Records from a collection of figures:
○ ○ ○ ○ ○

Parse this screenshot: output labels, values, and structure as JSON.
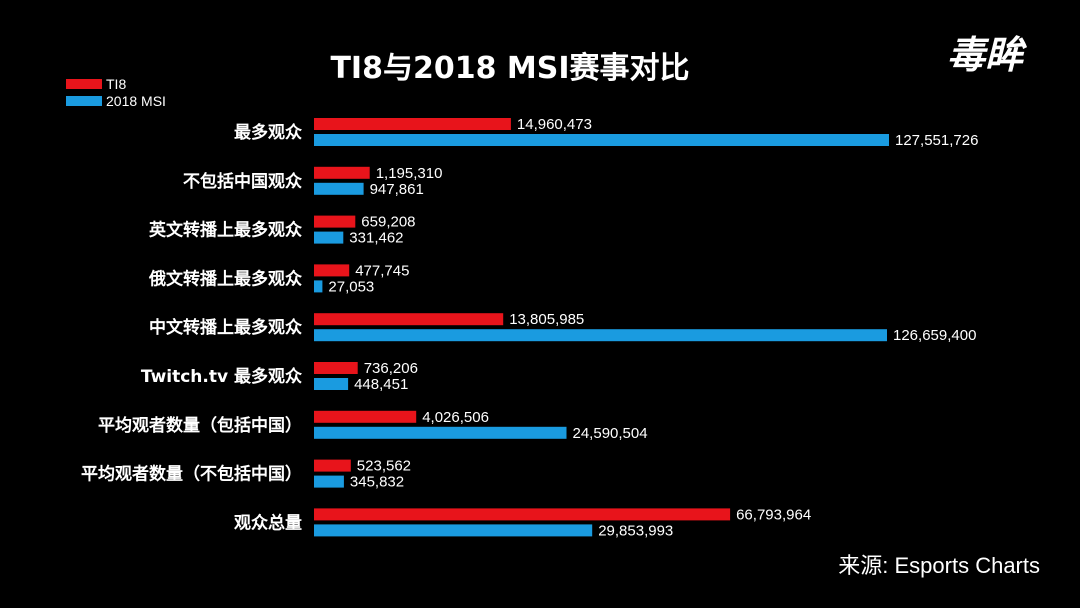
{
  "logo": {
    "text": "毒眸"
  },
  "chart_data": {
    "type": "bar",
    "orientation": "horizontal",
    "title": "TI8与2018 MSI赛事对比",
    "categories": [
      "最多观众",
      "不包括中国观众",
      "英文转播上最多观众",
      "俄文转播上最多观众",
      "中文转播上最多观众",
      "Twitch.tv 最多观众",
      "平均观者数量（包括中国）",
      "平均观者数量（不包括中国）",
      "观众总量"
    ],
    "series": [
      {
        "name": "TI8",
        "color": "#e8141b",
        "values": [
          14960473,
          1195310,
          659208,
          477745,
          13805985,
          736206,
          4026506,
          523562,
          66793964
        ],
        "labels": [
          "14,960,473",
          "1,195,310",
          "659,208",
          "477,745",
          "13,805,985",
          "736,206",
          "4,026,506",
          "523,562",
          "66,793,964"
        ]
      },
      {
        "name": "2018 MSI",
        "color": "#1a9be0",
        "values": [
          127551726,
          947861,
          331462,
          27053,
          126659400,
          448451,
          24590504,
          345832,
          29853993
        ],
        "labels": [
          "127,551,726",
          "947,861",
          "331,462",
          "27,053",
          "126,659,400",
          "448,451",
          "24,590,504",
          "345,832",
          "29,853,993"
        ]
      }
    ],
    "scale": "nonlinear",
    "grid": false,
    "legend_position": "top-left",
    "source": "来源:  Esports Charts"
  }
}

○ ○ ○ ○ ○

## WRITTEN TASK:
Transcribe the records above verbatim. Do not carry over any picture.

## OUTPUT OF THE TASK:
Parse this screenshot: output labels, values, and structure as JSON.
{
  "logo": {
    "text": "毒眸"
  },
  "chart_data": {
    "type": "bar",
    "orientation": "horizontal",
    "title": "TI8与2018 MSI赛事对比",
    "categories": [
      "最多观众",
      "不包括中国观众",
      "英文转播上最多观众",
      "俄文转播上最多观众",
      "中文转播上最多观众",
      "Twitch.tv 最多观众",
      "平均观者数量（包括中国）",
      "平均观者数量（不包括中国）",
      "观众总量"
    ],
    "series": [
      {
        "name": "TI8",
        "color": "#e8141b",
        "values": [
          14960473,
          1195310,
          659208,
          477745,
          13805985,
          736206,
          4026506,
          523562,
          66793964
        ],
        "labels": [
          "14,960,473",
          "1,195,310",
          "659,208",
          "477,745",
          "13,805,985",
          "736,206",
          "4,026,506",
          "523,562",
          "66,793,964"
        ]
      },
      {
        "name": "2018 MSI",
        "color": "#1a9be0",
        "values": [
          127551726,
          947861,
          331462,
          27053,
          126659400,
          448451,
          24590504,
          345832,
          29853993
        ],
        "labels": [
          "127,551,726",
          "947,861",
          "331,462",
          "27,053",
          "126,659,400",
          "448,451",
          "24,590,504",
          "345,832",
          "29,853,993"
        ]
      }
    ],
    "scale": "nonlinear",
    "grid": false,
    "legend_position": "top-left",
    "source": "来源:  Esports Charts"
  }
}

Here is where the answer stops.